» WHAT THE TASK ASKS
State only the number of lines that include "JSON".

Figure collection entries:
|---|

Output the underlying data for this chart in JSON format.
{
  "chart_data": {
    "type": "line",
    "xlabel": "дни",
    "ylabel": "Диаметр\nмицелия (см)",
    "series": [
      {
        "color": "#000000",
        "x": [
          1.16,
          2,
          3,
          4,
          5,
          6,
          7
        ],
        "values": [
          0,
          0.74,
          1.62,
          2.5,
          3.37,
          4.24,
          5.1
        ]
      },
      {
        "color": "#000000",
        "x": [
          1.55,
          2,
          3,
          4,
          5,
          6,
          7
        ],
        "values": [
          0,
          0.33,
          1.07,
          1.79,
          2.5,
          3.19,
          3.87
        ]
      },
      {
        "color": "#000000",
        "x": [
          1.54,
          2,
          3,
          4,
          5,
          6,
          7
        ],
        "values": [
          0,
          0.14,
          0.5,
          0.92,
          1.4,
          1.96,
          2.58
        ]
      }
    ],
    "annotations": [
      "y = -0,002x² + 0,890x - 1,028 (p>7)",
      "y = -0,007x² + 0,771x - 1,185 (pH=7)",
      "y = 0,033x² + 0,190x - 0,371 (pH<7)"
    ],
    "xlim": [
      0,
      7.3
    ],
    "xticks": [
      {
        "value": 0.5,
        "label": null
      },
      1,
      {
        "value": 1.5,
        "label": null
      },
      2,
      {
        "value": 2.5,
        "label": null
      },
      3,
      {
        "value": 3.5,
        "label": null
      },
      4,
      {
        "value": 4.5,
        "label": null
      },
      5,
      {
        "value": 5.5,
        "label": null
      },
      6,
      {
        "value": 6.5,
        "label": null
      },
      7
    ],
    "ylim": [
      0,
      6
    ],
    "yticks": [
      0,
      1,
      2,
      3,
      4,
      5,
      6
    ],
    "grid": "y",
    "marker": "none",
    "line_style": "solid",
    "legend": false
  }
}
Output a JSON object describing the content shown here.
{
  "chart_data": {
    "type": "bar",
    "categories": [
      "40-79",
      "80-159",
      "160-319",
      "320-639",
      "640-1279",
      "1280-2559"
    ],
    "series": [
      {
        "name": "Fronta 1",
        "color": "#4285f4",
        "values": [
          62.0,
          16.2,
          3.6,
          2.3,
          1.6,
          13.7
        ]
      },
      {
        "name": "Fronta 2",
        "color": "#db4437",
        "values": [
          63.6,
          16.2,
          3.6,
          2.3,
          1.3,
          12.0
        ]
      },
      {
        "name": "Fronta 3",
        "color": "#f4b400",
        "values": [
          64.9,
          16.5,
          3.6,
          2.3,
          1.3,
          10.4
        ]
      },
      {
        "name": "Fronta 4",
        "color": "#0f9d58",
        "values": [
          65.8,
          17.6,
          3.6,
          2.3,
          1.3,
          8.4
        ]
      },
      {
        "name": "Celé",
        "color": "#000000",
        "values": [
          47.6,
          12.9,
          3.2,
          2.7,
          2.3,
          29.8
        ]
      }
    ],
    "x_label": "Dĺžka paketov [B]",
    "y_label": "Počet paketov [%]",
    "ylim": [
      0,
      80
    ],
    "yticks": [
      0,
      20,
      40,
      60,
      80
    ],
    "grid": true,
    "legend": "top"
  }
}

|---|

» SOLUTION FOR THIS TASK
2